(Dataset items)
=-=-=-=-=

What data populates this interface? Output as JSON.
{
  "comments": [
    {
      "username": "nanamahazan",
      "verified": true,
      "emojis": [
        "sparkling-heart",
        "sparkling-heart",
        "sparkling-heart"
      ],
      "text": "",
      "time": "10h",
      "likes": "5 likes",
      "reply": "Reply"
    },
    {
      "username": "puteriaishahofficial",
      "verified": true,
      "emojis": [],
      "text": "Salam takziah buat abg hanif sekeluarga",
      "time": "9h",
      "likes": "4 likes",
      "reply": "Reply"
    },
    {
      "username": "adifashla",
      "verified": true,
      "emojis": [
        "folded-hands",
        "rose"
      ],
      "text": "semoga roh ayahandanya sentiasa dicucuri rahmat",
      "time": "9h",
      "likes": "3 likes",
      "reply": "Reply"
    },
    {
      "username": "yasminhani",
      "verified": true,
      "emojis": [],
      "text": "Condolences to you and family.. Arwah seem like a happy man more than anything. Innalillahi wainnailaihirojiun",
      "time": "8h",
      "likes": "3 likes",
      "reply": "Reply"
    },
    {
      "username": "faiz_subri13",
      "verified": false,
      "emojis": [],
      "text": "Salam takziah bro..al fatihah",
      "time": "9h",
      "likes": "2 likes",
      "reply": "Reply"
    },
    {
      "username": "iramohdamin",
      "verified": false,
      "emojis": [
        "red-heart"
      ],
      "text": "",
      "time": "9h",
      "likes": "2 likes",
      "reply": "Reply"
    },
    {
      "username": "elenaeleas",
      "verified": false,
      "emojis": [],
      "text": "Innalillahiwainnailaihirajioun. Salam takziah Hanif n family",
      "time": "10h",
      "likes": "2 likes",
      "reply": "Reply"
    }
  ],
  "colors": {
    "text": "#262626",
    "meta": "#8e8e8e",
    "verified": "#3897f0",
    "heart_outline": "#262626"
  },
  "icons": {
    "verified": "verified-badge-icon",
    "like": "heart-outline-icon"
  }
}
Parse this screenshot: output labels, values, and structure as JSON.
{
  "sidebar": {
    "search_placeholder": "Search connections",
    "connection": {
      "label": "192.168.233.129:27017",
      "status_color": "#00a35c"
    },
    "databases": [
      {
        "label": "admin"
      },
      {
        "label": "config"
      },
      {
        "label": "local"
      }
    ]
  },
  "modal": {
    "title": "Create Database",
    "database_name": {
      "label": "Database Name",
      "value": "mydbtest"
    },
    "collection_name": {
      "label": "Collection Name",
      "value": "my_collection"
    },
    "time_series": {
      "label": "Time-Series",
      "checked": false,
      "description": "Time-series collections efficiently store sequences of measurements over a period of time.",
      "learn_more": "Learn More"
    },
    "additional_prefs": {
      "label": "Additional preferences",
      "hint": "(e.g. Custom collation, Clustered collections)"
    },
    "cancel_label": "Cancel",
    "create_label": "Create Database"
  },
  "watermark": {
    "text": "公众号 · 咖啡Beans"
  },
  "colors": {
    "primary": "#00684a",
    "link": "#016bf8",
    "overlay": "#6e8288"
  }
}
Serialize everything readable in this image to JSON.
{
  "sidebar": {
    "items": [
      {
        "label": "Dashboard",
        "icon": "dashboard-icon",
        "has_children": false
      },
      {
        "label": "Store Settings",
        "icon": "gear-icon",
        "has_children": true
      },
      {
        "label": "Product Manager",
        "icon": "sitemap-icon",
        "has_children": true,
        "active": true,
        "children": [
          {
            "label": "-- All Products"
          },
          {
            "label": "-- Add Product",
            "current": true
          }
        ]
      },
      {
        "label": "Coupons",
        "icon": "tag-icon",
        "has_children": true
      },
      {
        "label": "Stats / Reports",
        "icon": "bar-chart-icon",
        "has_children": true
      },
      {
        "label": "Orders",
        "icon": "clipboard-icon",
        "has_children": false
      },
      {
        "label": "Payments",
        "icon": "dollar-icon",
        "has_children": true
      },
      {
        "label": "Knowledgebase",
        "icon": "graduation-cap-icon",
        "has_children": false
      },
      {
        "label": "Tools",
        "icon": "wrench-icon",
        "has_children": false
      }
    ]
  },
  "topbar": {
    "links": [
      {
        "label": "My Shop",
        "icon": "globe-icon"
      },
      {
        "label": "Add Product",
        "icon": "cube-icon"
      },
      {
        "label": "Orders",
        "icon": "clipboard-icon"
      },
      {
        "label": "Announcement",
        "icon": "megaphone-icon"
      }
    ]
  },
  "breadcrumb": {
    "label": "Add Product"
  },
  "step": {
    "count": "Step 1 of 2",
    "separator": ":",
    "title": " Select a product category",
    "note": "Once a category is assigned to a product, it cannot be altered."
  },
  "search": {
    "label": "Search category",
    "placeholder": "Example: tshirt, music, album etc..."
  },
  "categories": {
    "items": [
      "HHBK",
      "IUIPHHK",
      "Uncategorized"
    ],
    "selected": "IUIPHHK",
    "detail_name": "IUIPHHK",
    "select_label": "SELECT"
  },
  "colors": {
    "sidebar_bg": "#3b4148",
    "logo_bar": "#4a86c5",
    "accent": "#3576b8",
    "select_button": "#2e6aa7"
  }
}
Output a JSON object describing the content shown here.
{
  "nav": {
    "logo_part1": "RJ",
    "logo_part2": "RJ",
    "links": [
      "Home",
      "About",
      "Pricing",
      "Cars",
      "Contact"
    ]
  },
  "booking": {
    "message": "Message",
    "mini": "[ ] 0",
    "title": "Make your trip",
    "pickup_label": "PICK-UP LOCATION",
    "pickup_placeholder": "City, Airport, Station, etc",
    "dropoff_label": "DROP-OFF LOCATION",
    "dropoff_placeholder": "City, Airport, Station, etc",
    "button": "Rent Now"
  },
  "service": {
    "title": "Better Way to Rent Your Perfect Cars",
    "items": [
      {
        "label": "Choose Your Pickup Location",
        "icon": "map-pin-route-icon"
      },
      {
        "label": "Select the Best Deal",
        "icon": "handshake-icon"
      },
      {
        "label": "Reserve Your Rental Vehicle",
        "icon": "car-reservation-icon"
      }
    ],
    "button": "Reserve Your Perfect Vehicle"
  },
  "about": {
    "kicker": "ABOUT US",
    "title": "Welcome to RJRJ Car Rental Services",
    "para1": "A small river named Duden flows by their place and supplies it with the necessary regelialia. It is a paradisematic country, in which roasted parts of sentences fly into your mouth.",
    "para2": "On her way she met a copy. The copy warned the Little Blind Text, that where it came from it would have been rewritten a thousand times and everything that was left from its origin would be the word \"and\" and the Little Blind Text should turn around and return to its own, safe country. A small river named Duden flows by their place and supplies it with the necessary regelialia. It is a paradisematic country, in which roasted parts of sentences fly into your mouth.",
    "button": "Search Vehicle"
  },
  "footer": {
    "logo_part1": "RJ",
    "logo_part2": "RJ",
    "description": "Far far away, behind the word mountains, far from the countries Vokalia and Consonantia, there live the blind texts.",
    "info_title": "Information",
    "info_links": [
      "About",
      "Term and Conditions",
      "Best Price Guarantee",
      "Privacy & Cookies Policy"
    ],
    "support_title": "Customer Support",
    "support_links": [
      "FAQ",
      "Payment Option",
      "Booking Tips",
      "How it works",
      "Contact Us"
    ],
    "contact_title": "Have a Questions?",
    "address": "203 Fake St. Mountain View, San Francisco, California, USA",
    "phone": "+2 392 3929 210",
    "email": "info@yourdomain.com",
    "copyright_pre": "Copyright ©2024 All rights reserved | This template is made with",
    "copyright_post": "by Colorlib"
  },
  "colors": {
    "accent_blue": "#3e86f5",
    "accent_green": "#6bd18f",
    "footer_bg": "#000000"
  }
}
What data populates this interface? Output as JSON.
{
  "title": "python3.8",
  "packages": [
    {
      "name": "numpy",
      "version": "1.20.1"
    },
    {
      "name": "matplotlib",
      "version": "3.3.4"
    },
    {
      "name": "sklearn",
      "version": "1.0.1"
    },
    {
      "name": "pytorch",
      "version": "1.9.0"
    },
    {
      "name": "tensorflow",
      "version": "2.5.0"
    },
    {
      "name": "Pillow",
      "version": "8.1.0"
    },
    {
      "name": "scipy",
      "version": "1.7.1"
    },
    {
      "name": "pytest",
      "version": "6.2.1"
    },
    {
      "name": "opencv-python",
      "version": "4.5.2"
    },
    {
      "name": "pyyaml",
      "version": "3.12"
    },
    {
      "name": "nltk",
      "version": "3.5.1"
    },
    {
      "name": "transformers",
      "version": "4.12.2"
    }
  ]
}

=-=-=-=-=

#### [Exercise goal]
Only the number is wanted: how many lines in the data include the string "family"?

#### [Exercise output]
2